GIVEN TASK
Filter out everything except lines holding "عليه".

-*-

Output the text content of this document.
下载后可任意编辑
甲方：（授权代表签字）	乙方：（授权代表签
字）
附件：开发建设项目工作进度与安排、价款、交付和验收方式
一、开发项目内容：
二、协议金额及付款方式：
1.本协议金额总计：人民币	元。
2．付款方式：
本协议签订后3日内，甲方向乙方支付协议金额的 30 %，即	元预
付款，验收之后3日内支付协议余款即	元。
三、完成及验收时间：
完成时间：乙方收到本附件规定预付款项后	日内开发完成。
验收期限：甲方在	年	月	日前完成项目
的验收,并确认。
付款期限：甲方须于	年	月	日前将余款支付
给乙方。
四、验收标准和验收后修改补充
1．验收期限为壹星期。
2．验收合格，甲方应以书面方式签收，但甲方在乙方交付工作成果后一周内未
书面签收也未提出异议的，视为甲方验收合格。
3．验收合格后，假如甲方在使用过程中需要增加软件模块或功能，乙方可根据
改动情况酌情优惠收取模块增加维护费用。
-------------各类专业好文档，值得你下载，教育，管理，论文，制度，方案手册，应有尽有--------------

-*-

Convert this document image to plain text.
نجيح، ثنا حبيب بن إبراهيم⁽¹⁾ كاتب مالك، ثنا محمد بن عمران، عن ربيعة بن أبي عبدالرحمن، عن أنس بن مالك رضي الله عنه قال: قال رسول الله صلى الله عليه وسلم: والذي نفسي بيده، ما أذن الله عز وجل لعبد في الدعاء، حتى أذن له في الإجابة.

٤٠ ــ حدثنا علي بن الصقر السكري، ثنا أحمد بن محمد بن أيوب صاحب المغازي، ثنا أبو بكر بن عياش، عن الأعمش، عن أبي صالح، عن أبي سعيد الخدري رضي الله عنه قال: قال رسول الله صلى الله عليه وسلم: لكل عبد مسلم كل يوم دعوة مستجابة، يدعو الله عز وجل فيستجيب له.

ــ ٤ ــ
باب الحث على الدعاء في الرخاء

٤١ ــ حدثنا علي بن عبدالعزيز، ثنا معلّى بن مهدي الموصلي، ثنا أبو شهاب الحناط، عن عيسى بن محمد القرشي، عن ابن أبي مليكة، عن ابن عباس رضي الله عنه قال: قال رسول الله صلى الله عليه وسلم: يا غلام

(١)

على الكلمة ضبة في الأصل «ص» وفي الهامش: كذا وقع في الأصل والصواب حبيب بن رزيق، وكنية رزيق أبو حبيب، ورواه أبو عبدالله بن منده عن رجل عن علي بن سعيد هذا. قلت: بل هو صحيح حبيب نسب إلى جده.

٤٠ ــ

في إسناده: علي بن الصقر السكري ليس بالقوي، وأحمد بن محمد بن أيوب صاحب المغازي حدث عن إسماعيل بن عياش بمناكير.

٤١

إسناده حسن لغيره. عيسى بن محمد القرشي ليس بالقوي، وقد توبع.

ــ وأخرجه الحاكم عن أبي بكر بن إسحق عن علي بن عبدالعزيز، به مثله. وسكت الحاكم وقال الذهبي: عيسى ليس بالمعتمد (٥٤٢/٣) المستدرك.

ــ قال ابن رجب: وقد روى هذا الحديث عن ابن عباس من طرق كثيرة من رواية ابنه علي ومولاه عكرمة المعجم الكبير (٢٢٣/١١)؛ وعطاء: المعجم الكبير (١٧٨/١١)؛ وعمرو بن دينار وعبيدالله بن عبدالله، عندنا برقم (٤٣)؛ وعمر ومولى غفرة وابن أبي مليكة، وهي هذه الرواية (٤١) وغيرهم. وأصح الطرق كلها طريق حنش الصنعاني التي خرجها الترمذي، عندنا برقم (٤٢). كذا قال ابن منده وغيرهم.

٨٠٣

-*-

EXERCISE OUTPUT
نجيح، ثنا حبيب بن إبراهيم⁽¹⁾ كاتب مالك، ثنا محمد بن عمران، عن ربيعة بن أبي عبدالرحمن، عن أنس بن مالك رضي الله عنه قال: قال رسول الله صلى الله عليه وسلم: والذي نفسي بيده، ما أذن الله عز وجل لعبد في الدعاء، حتى أذن له في الإجابة.
٤٠ ــ حدثنا علي بن الصقر السكري، ثنا أحمد بن محمد بن أيوب صاحب المغازي، ثنا أبو بكر بن عياش، عن الأعمش، عن أبي صالح، عن أبي سعيد الخدري رضي الله عنه قال: قال رسول الله صلى الله عليه وسلم: لكل عبد مسلم كل يوم دعوة مستجابة، يدعو الله عز وجل فيستجيب له.
٤١ ــ حدثنا علي بن عبدالعزيز، ثنا معلّى بن مهدي الموصلي، ثنا أبو شهاب الحناط، عن عيسى بن محمد القرشي، عن ابن أبي مليكة، عن ابن عباس رضي الله عنه قال: قال رسول الله صلى الله عليه وسلم: يا غلام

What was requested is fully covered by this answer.